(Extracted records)
════════
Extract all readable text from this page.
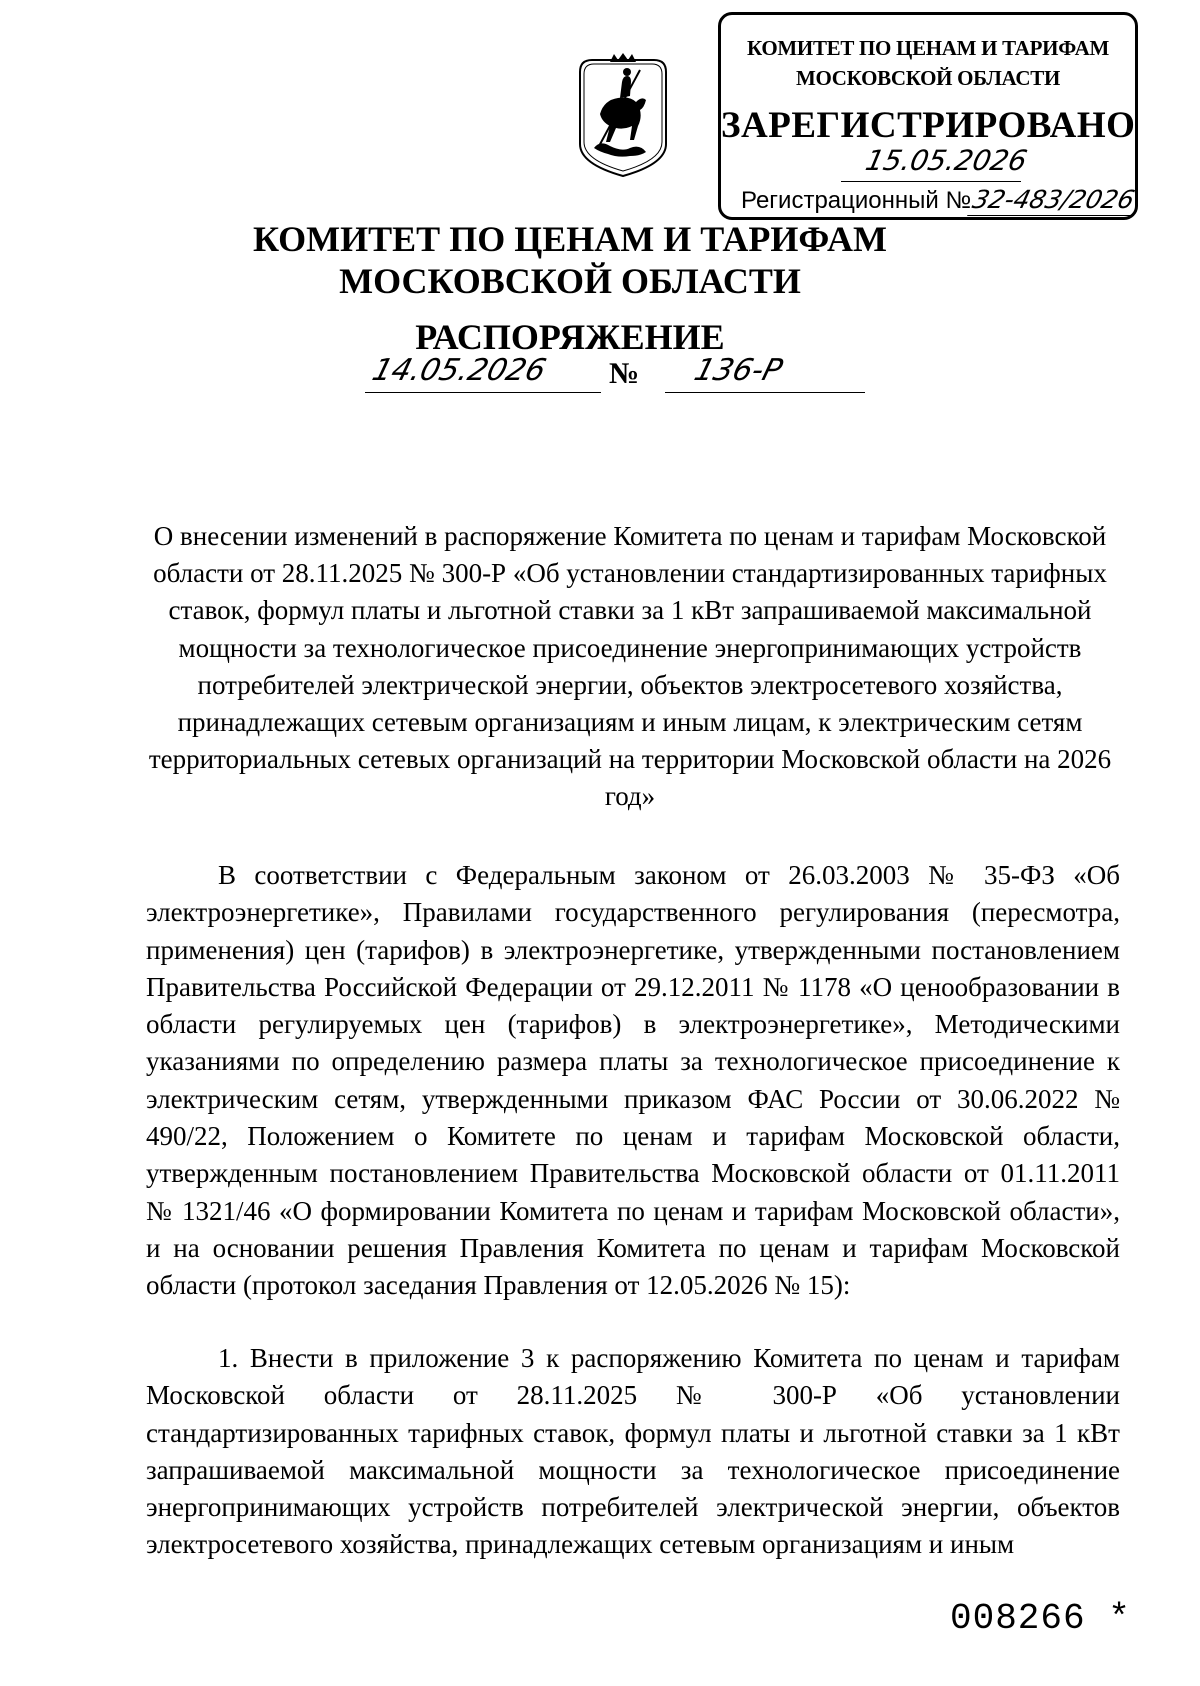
КОМИТЕТ ПО ЦЕНАМ И ТАРИФАМ
МОСКОВСКОЙ ОБЛАСТИ
ЗАРЕГИСТРИРОВАНО
15.05.2026
Регистрационный №32-483/2026
КОМИТЕТ ПО ЦЕНАМ И ТАРИФАМ
МОСКОВСКОЙ ОБЛАСТИ
РАСПОРЯЖЕНИЕ
14.05.2026	№	136-Р
О внесении изменений в распоряжение Комитета по ценам и тарифам Московской области от 28.11.2025 № 300-Р «Об установлении стандартизированных тарифных ставок, формул платы и льготной ставки за 1 кВт запрашиваемой максимальной мощности за технологическое присоединение энергопринимающих устройств потребителей электрической энергии, объектов электросетевого хозяйства, принадлежащих сетевым организациям и иным лицам, к электрическим сетям территориальных сетевых организаций на территории Московской области на 2026 год»

В соответствии с Федеральным законом от 26.03.2003 № 35-ФЗ «Об электроэнергетике», Правилами государственного регулирования (пересмотра, применения) цен (тарифов) в электроэнергетике, утвержденными постановлением Правительства Российской Федерации от 29.12.2011 № 1178 «О ценообразовании в области регулируемых цен (тарифов) в электроэнергетике», Методическими указаниями по определению размера платы за технологическое присоединение к электрическим сетям, утвержденными приказом ФАС России от 30.06.2022 № 490/22, Положением о Комитете по ценам и тарифам Московской области, утвержденным постановлением Правительства Московской области от 01.11.2011 № 1321/46 «О формировании Комитета по ценам и тарифам Московской области», и на основании решения Правления Комитета по ценам и тарифам Московской области (протокол заседания Правления от 12.05.2026 № 15):

1. Внести в приложение 3 к распоряжению Комитета по ценам и тарифам Московской области от 28.11.2025 № 300-Р «Об установлении стандартизированных тарифных ставок, формул платы и льготной ставки за 1 кВт запрашиваемой максимальной мощности за технологическое присоединение энергопринимающих устройств потребителей электрической энергии, объектов электросетевого хозяйства, принадлежащих сетевым организациям и иным

008266 *
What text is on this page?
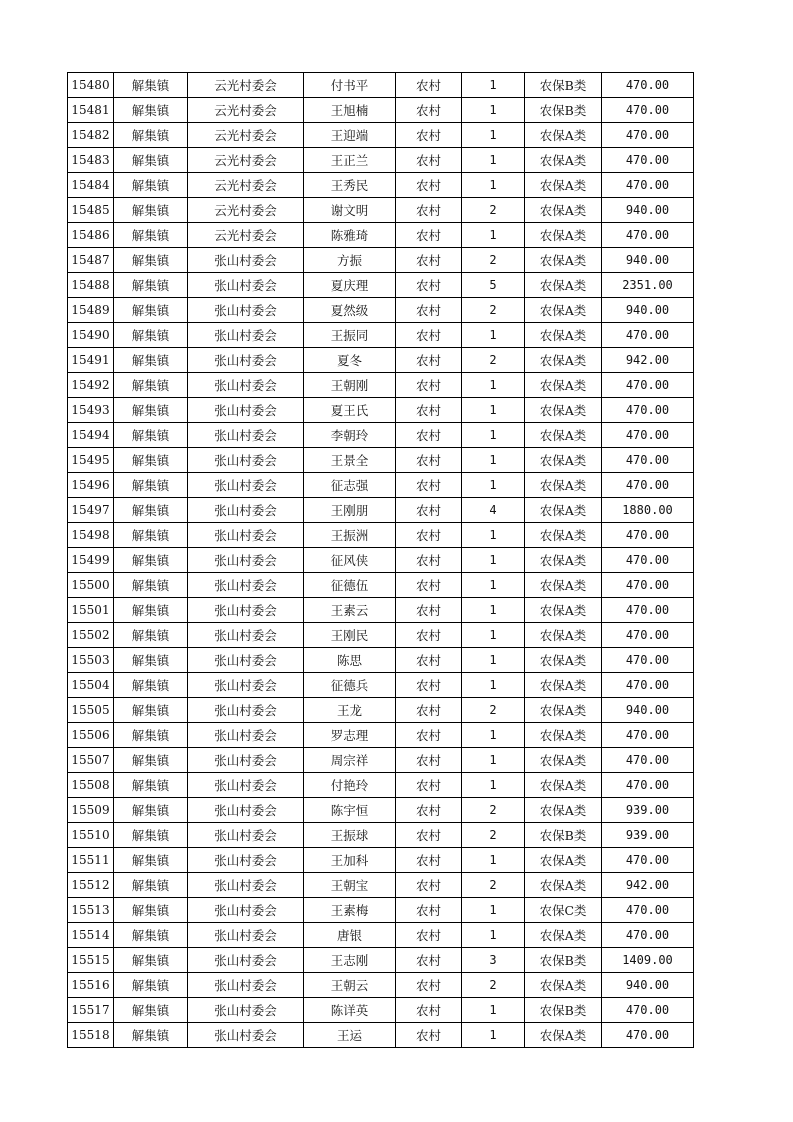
15480	解集镇	云光村委会	付书平	农村	1	农保B类	470.00
15481	解集镇	云光村委会	王旭楠	农村	1	农保B类	470.00
15482	解集镇	云光村委会	王迎端	农村	1	农保A类	470.00
15483	解集镇	云光村委会	王正兰	农村	1	农保A类	470.00
15484	解集镇	云光村委会	王秀民	农村	1	农保A类	470.00
15485	解集镇	云光村委会	谢文明	农村	2	农保A类	940.00
15486	解集镇	云光村委会	陈雅琦	农村	1	农保A类	470.00
15487	解集镇	张山村委会	方振	农村	2	农保A类	940.00
15488	解集镇	张山村委会	夏庆理	农村	5	农保A类	2351.00
15489	解集镇	张山村委会	夏然级	农村	2	农保A类	940.00
15490	解集镇	张山村委会	王振同	农村	1	农保A类	470.00
15491	解集镇	张山村委会	夏冬	农村	2	农保A类	942.00
15492	解集镇	张山村委会	王朝刚	农村	1	农保A类	470.00
15493	解集镇	张山村委会	夏王氏	农村	1	农保A类	470.00
15494	解集镇	张山村委会	李朝玲	农村	1	农保A类	470.00
15495	解集镇	张山村委会	王景全	农村	1	农保A类	470.00
15496	解集镇	张山村委会	征志强	农村	1	农保A类	470.00
15497	解集镇	张山村委会	王刚朋	农村	4	农保A类	1880.00
15498	解集镇	张山村委会	王振洲	农村	1	农保A类	470.00
15499	解集镇	张山村委会	征风侠	农村	1	农保A类	470.00
15500	解集镇	张山村委会	征德伍	农村	1	农保A类	470.00
15501	解集镇	张山村委会	王素云	农村	1	农保A类	470.00
15502	解集镇	张山村委会	王刚民	农村	1	农保A类	470.00
15503	解集镇	张山村委会	陈思	农村	1	农保A类	470.00
15504	解集镇	张山村委会	征德兵	农村	1	农保A类	470.00
15505	解集镇	张山村委会	王龙	农村	2	农保A类	940.00
15506	解集镇	张山村委会	罗志理	农村	1	农保A类	470.00
15507	解集镇	张山村委会	周宗祥	农村	1	农保A类	470.00
15508	解集镇	张山村委会	付艳玲	农村	1	农保A类	470.00
15509	解集镇	张山村委会	陈宇恒	农村	2	农保A类	939.00
15510	解集镇	张山村委会	王振球	农村	2	农保B类	939.00
15511	解集镇	张山村委会	王加科	农村	1	农保A类	470.00
15512	解集镇	张山村委会	王朝宝	农村	2	农保A类	942.00
15513	解集镇	张山村委会	王素梅	农村	1	农保C类	470.00
15514	解集镇	张山村委会	唐银	农村	1	农保A类	470.00
15515	解集镇	张山村委会	王志刚	农村	3	农保B类	1409.00
15516	解集镇	张山村委会	王朝云	农村	2	农保A类	940.00
15517	解集镇	张山村委会	陈详英	农村	1	农保B类	470.00
15518	解集镇	张山村委会	王运	农村	1	农保A类	470.00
════════
▶ Task requirements: From the entries above, copy every line containing the word "устройств".

▶ Right answer:
О внесении изменений в распоряжение Комитета по ценам и тарифам Московской области от 28.11.2025 № 300-Р «Об установлении стандартизированных тарифных ставок, формул платы и льготной ставки за 1 кВт запрашиваемой максимальной мощности за технологическое присоединение энергопринимающих устройств потребителей электрической энергии, объектов электросетевого хозяйства, принадлежащих сетевым организациям и иным лицам, к электрическим сетям территориальных сетевых организаций на территории Московской области на 2026 год»
1. Внести в приложение 3 к распоряжению Комитета по ценам и тарифам Московской области от 28.11.2025 № 300-Р «Об установлении стандартизированных тарифных ставок, формул платы и льготной ставки за 1 кВт запрашиваемой максимальной мощности за технологическое присоединение энергопринимающих устройств потребителей электрической энергии, объектов электросетевого хозяйства, принадлежащих сетевым организациям и иным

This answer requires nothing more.